Using the data beneath, show every line that includes the word "Верхний".

Entries from a dataset:
▽

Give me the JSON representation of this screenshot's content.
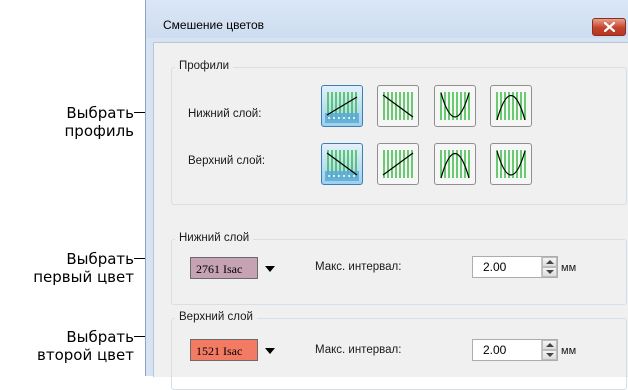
{
  "callouts": {
    "select_profile": [
      "Выбрать",
      "профиль"
    ],
    "select_first_color": [
      "Выбрать",
      "первый цвет"
    ],
    "select_second_color": [
      "Выбрать",
      "второй цвет"
    ]
  },
  "window": {
    "title": "Смешение цветов",
    "close_icon": "close-icon"
  },
  "profiles": {
    "group_title": "Профили",
    "bottom_layer_label": "Нижний слой:",
    "top_layer_label": "Верхний слой:",
    "bottom_layer_buttons": [
      "ramp-up",
      "ramp-down",
      "u-curve",
      "arch-curve"
    ],
    "bottom_layer_selected": "ramp-up",
    "top_layer_buttons": [
      "ramp-down",
      "ramp-up",
      "arch-curve",
      "u-curve"
    ],
    "top_layer_selected": "ramp-down"
  },
  "bottom_layer": {
    "group_title": "Нижний слой",
    "color_code": "2761 Isac",
    "color_hex": "#c6a3b3",
    "max_interval_label": "Макс. интервал:",
    "max_interval_value": "2.00",
    "unit": "мм"
  },
  "top_layer": {
    "group_title": "Верхний слой",
    "color_code": "1521 Isac",
    "color_hex": "#f37b63",
    "max_interval_label": "Макс. интервал:",
    "max_interval_value": "2.00",
    "unit": "мм"
  },
  "colors": {
    "accent_line": "#2db83a",
    "selected_button": "#bfe0f5"
  }
}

△

### Full solution
    "top_layer_label": "Верхний слой:",
    "group_title": "Верхний слой",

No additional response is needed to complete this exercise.